Task brief =>
Will you give every entry again exactly as it stands?

Record extracts =>
-=-=-=-=-

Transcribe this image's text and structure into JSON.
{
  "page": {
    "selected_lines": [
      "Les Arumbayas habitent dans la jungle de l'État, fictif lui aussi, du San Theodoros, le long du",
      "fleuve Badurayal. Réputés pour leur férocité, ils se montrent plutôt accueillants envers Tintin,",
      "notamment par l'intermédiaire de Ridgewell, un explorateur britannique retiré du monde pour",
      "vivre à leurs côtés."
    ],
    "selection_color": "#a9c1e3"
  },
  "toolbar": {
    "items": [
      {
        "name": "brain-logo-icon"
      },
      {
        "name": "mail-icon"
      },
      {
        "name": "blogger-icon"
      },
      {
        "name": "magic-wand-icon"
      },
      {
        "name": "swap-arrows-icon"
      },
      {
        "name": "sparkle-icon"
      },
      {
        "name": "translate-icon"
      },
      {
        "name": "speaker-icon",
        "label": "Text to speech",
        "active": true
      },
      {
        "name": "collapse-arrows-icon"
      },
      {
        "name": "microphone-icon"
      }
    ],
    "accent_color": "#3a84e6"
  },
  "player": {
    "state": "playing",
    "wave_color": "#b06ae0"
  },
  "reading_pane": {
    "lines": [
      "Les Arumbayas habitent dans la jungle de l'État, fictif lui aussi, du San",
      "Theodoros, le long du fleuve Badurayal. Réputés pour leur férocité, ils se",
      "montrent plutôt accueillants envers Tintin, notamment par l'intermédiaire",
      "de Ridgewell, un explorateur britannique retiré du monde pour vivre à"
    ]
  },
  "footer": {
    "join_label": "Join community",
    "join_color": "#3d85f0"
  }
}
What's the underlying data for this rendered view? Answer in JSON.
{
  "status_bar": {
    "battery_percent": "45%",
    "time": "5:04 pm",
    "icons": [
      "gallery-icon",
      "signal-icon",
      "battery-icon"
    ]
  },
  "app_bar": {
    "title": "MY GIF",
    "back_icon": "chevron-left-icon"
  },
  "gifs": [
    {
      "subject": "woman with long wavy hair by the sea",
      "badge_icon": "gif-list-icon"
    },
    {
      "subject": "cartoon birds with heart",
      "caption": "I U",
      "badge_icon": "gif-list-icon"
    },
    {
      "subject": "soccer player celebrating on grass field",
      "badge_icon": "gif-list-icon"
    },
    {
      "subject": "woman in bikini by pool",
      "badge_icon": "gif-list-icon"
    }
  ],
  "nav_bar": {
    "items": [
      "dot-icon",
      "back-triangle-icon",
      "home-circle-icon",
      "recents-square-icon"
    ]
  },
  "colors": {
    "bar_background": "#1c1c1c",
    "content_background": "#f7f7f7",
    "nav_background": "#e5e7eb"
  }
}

-=-=-=-=-

Correct response =>
Transcribe this image's text and structure into JSON.
{
  "page": {
    "selected_lines": [
      "Les Arumbayas habitent dans la jungle de l'État, fictif lui aussi, du San Theodoros, le long du",
      "fleuve Badurayal. Réputés pour leur férocité, ils se montrent plutôt accueillants envers Tintin,",
      "notamment par l'intermédiaire de Ridgewell, un explorateur britannique retiré du monde pour",
      "vivre à leurs côtés."
    ],
    "selection_color": "#a9c1e3"
  },
  "toolbar": {
    "items": [
      {
        "name": "brain-logo-icon"
      },
      {
        "name": "mail-icon"
      },
      {
        "name": "blogger-icon"
      },
      {
        "name": "magic-wand-icon"
      },
      {
        "name": "swap-arrows-icon"
      },
      {
        "name": "sparkle-icon"
      },
      {
        "name": "translate-icon"
      },
      {
        "name": "speaker-icon",
        "label": "Text to speech",
        "active": true
      },
      {
        "name": "collapse-arrows-icon"
      },
      {
        "name": "microphone-icon"
      }
    ],
    "accent_color": "#3a84e6"
  },
  "player": {
    "state": "playing",
    "wave_color": "#b06ae0"
  },
  "reading_pane": {
    "lines": [
      "Les Arumbayas habitent dans la jungle de l'État, fictif lui aussi, du San",
      "Theodoros, le long du fleuve Badurayal. Réputés pour leur férocité, ils se",
      "montrent plutôt accueillants envers Tintin, notamment par l'intermédiaire",
      "de Ridgewell, un explorateur britannique retiré du monde pour vivre à"
    ]
  },
  "footer": {
    "join_label": "Join community",
    "join_color": "#3d85f0"
  }
}
What's the underlying data for this rendered view? Answer in JSON.
{
  "status_bar": {
    "battery_percent": "45%",
    "time": "5:04 pm",
    "icons": [
      "gallery-icon",
      "signal-icon",
      "battery-icon"
    ]
  },
  "app_bar": {
    "title": "MY GIF",
    "back_icon": "chevron-left-icon"
  },
  "gifs": [
    {
      "subject": "woman with long wavy hair by the sea",
      "badge_icon": "gif-list-icon"
    },
    {
      "subject": "cartoon birds with heart",
      "caption": "I U",
      "badge_icon": "gif-list-icon"
    },
    {
      "subject": "soccer player celebrating on grass field",
      "badge_icon": "gif-list-icon"
    },
    {
      "subject": "woman in bikini by pool",
      "badge_icon": "gif-list-icon"
    }
  ],
  "nav_bar": {
    "items": [
      "dot-icon",
      "back-triangle-icon",
      "home-circle-icon",
      "recents-square-icon"
    ]
  },
  "colors": {
    "bar_background": "#1c1c1c",
    "content_background": "#f7f7f7",
    "nav_background": "#e5e7eb"
  }
}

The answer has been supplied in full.